→ **Goal of the exercise**:
Copy out each line that has "Title" in it.

[Extracted data entries]
########################################
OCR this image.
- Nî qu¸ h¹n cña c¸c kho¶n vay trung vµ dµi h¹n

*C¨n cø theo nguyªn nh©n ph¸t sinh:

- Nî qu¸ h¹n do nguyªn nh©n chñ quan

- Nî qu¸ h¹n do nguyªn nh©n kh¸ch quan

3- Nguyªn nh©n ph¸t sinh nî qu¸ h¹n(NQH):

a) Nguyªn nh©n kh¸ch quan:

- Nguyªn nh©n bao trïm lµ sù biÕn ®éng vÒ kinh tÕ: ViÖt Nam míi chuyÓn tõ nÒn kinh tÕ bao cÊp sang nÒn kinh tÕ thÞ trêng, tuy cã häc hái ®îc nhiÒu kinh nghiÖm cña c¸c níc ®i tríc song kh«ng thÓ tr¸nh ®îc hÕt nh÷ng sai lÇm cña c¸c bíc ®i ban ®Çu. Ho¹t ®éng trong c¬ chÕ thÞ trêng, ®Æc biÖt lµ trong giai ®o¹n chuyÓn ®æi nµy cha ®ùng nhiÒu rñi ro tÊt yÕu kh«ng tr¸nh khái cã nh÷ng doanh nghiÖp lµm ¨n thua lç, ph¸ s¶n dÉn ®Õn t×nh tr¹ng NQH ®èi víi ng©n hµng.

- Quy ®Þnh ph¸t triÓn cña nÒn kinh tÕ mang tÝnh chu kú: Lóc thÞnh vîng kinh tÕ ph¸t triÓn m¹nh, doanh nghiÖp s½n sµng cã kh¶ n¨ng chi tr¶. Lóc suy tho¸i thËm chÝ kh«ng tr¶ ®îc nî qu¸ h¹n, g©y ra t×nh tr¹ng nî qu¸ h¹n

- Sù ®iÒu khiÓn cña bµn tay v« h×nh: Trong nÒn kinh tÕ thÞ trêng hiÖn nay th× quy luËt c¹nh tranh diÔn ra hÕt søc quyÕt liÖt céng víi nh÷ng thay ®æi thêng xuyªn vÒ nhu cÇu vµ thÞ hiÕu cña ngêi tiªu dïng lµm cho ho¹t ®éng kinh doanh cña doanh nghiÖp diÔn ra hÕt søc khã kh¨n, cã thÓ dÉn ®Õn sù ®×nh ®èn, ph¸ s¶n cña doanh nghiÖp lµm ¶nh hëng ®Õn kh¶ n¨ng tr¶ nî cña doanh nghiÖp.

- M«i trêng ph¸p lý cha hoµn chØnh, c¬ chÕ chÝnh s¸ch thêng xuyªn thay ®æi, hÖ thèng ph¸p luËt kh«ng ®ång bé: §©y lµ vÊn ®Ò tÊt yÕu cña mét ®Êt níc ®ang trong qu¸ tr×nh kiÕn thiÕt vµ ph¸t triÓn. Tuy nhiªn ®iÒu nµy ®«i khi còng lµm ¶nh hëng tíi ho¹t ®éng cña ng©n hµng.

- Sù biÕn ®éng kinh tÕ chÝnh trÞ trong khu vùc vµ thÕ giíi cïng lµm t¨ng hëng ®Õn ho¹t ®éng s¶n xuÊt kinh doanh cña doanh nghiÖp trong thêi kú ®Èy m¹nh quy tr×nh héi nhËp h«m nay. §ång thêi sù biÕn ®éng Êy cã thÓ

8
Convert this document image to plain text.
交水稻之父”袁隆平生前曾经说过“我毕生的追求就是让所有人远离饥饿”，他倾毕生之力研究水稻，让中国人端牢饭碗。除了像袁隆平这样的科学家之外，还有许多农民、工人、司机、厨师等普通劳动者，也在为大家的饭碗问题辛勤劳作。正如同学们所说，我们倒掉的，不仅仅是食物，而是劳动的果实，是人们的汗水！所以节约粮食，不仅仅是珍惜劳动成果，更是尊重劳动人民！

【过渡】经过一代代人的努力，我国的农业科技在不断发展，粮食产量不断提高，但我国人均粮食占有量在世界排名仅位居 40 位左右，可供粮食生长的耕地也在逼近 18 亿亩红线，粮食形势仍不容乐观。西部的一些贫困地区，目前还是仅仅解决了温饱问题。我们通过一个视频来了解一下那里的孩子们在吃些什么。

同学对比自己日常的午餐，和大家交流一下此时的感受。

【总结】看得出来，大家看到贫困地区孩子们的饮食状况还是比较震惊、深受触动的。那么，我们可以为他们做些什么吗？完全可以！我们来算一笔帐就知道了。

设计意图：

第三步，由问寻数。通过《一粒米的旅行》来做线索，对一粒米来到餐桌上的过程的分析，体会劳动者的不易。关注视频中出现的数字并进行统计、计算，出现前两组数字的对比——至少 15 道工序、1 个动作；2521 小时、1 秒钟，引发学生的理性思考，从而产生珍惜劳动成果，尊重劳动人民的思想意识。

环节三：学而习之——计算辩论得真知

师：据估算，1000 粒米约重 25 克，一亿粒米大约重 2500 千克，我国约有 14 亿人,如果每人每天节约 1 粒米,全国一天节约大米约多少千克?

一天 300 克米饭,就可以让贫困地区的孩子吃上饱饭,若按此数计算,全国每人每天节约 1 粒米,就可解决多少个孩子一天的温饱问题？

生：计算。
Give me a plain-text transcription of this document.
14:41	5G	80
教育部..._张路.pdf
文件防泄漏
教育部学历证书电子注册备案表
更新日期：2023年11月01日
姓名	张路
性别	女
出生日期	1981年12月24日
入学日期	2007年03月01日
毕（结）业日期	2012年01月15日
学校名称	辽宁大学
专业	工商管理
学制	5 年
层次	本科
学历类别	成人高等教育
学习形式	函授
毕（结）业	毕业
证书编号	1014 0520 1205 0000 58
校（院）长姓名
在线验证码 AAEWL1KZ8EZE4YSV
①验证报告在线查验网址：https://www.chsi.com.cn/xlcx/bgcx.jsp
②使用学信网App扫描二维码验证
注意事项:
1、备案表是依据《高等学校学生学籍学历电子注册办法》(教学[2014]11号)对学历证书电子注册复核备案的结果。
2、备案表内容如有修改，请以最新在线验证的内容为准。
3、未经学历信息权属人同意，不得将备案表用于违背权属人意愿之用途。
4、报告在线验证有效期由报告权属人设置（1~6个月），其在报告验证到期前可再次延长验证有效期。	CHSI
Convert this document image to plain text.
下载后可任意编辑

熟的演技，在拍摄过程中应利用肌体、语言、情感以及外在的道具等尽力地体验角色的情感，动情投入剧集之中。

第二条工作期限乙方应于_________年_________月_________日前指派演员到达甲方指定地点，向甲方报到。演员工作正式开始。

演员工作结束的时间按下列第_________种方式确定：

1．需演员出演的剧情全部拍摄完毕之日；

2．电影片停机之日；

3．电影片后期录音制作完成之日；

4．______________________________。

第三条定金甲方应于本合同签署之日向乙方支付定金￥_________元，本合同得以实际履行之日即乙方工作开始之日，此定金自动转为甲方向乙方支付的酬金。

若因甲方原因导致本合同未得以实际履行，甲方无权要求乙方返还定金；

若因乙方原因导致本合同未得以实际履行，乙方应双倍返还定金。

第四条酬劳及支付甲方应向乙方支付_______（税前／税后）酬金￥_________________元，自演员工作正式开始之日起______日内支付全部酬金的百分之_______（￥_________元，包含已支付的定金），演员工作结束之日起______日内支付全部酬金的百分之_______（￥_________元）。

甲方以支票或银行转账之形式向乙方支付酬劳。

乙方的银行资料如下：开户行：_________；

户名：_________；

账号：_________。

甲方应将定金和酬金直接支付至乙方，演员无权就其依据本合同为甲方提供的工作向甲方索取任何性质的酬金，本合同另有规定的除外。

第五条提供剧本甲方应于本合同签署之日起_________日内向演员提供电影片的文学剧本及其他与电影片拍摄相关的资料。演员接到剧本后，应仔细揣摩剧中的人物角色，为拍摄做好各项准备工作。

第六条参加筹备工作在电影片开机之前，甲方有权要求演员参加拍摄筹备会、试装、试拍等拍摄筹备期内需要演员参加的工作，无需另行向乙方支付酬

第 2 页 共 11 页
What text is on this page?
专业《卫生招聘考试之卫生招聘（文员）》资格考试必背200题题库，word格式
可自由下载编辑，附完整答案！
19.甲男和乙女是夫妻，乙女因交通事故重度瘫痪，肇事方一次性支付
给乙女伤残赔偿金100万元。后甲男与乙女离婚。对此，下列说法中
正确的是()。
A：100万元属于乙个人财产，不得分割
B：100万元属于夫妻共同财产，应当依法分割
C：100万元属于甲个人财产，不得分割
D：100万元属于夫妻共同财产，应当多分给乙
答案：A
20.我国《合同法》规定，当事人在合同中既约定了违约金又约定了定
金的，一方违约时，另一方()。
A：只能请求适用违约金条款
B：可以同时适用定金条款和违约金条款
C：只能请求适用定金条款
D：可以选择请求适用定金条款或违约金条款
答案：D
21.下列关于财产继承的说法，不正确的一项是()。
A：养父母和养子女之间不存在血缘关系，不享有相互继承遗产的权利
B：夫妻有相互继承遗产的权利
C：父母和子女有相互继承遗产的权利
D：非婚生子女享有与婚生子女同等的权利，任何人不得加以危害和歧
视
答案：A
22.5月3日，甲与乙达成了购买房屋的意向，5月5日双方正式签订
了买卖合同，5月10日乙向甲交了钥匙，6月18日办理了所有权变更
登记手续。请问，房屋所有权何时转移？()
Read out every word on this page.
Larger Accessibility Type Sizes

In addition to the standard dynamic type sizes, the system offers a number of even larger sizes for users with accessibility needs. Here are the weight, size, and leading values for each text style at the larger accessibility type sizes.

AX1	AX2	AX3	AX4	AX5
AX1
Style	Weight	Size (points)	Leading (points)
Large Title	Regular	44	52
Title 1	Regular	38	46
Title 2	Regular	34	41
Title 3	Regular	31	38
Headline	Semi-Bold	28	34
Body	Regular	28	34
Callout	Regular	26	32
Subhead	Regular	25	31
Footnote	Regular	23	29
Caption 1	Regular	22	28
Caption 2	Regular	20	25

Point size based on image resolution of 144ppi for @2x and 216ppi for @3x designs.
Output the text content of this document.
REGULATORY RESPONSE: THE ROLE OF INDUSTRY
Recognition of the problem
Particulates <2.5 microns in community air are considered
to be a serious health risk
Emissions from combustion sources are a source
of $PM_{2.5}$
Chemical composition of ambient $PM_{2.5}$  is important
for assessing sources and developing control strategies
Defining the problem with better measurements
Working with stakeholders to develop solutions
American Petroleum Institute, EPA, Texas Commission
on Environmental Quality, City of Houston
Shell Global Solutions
########################################
→ **Correct answer**:
Large Title	Regular	44	52
Title 1	Regular	38	46
Title 2	Regular	34	41
Title 3	Regular	31	38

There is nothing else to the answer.